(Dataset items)
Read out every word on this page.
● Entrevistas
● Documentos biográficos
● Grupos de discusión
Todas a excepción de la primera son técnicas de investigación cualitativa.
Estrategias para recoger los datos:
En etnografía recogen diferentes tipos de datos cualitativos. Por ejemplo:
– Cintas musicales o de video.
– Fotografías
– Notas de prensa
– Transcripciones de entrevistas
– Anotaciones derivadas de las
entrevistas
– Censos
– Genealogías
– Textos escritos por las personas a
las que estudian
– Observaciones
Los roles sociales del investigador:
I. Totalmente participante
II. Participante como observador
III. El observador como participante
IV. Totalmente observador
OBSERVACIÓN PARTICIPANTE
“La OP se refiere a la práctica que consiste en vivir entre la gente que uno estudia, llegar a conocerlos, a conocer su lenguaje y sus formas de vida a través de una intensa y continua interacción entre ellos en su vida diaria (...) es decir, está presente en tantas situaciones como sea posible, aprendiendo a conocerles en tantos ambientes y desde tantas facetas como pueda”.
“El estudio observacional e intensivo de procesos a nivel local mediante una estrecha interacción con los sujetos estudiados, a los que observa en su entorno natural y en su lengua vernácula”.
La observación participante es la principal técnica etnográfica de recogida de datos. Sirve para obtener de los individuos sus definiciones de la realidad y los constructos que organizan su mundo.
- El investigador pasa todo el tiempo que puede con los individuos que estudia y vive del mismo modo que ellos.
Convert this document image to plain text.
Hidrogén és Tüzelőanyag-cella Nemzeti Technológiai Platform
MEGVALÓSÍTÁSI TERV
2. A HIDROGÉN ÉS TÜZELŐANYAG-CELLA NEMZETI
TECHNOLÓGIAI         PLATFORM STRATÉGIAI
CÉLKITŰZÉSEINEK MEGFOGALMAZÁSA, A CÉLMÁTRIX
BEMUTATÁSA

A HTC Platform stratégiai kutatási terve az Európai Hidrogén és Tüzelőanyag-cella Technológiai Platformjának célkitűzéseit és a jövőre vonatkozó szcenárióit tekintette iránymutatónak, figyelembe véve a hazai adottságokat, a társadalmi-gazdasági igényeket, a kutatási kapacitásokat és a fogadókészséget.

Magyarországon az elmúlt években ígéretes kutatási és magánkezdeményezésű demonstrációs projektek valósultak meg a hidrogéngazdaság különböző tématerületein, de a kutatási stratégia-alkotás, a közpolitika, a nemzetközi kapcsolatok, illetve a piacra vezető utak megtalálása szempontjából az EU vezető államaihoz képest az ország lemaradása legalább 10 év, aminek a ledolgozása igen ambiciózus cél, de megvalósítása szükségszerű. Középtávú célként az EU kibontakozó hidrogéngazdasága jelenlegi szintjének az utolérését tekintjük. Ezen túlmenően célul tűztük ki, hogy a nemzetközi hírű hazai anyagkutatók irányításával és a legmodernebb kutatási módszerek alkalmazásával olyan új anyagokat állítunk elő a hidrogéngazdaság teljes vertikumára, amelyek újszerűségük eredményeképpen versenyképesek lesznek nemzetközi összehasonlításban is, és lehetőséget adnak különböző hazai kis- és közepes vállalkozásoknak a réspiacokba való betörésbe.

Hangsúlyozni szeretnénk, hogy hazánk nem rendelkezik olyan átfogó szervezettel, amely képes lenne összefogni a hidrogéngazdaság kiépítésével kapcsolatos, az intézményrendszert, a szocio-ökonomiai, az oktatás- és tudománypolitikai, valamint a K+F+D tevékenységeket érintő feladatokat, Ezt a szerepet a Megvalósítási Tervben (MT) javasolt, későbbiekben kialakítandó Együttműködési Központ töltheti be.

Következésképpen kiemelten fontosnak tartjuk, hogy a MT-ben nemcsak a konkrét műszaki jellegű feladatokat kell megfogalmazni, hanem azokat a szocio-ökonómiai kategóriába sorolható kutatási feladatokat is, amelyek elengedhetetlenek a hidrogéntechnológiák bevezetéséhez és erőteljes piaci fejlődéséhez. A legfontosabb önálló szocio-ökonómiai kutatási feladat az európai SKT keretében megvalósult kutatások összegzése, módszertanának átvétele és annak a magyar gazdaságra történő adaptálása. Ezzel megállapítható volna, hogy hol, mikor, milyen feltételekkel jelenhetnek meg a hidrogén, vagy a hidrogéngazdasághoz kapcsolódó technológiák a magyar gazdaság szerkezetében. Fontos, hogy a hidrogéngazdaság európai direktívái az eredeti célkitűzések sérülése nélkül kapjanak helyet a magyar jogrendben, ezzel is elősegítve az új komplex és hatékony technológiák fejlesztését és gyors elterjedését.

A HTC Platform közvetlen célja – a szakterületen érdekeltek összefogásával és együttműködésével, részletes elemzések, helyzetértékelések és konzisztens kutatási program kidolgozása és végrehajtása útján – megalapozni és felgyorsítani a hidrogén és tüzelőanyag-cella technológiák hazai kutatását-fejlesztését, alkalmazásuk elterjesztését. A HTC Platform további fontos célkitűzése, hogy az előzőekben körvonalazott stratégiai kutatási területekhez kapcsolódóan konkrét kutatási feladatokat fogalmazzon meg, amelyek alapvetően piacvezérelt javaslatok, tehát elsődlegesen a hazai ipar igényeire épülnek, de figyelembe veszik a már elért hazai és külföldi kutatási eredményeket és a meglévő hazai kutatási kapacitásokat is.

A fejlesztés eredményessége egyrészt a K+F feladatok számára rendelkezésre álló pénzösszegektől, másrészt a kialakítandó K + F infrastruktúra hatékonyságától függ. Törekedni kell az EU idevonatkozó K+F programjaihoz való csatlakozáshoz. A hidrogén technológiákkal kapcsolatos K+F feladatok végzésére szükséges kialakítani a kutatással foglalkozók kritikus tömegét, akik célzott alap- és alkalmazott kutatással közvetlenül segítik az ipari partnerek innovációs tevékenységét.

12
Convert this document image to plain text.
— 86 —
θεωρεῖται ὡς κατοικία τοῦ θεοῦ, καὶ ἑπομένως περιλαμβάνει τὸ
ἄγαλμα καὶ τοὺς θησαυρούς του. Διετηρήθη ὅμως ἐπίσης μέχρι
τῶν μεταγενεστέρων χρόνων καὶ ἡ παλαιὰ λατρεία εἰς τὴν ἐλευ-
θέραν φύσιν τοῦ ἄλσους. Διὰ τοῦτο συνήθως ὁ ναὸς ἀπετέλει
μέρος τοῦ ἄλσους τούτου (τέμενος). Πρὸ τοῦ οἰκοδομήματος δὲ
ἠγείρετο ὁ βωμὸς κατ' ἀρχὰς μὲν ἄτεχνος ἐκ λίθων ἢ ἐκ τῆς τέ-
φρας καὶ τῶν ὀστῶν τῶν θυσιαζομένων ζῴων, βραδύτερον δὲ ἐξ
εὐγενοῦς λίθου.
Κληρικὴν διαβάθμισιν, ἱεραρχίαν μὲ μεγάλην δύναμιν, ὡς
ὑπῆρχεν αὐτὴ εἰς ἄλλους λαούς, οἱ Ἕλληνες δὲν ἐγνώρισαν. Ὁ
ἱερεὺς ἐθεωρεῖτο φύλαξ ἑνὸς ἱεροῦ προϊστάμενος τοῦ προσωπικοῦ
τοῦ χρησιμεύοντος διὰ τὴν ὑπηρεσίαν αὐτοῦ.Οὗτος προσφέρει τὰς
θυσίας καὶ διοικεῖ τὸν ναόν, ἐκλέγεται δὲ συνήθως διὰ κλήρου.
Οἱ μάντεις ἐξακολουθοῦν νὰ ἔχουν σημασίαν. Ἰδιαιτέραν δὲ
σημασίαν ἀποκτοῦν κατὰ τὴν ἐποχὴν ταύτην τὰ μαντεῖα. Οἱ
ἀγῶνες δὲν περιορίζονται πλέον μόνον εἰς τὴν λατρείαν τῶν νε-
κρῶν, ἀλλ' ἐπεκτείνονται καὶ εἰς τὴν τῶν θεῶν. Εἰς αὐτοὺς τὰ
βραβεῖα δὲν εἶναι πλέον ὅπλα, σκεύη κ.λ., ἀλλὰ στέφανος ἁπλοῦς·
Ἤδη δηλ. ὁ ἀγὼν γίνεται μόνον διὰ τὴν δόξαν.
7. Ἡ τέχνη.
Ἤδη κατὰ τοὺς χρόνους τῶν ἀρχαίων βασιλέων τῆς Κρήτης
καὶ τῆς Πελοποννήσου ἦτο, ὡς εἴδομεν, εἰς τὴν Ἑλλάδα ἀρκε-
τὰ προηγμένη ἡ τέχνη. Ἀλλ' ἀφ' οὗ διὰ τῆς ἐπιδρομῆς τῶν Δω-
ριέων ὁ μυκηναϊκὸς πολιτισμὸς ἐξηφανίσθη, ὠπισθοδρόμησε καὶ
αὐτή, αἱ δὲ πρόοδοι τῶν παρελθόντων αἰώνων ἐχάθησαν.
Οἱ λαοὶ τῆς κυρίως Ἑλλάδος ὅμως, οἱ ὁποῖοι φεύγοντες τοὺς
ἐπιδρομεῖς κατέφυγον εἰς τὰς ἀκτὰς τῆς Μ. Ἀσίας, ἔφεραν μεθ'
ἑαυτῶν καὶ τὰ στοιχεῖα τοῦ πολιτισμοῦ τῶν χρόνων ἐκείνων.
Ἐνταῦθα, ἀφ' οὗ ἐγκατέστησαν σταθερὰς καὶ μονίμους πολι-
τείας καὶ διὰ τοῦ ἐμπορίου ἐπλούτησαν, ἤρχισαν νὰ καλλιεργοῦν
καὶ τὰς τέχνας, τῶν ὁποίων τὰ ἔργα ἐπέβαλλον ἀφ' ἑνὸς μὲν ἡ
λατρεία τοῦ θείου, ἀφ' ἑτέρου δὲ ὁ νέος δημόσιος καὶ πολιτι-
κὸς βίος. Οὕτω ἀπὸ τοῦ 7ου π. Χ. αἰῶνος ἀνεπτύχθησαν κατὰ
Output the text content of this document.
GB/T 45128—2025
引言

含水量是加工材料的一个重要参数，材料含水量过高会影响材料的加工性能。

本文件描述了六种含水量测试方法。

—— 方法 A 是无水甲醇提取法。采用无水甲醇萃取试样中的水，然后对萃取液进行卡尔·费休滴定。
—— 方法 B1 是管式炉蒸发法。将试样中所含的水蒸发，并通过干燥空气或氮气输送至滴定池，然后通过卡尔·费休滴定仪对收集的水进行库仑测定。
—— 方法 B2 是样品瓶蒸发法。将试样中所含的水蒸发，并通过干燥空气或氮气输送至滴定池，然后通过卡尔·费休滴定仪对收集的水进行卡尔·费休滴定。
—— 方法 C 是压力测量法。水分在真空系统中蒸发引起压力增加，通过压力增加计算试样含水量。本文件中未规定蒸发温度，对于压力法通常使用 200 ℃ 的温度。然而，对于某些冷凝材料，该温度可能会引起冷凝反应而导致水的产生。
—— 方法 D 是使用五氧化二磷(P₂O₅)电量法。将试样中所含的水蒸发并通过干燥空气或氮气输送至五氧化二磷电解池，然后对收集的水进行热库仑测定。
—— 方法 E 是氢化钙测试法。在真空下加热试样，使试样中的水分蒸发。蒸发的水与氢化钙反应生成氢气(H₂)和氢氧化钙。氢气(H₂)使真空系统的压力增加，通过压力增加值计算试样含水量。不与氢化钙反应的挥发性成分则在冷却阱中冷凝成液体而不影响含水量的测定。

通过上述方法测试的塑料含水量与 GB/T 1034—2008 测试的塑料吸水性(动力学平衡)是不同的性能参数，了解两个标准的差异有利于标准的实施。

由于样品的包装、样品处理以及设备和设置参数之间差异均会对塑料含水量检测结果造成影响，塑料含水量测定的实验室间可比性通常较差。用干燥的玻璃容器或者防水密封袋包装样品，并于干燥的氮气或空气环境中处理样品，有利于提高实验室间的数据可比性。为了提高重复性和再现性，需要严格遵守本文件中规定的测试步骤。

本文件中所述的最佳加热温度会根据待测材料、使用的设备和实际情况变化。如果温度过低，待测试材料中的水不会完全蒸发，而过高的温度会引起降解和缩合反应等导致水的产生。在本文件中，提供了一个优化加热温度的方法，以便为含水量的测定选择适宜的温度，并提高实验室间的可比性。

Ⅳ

» **Request**
Which lines include "datos"? Copy each of them out.

» **Answer**
Estrategias para recoger los datos:
En etnografía recogen diferentes tipos de datos cualitativos. Por ejemplo:
La observación participante es la principal técnica etnográfica de recogida de datos. Sirve para obtener de los individuos sus definiciones de la realidad y los constructos que organizan su mundo.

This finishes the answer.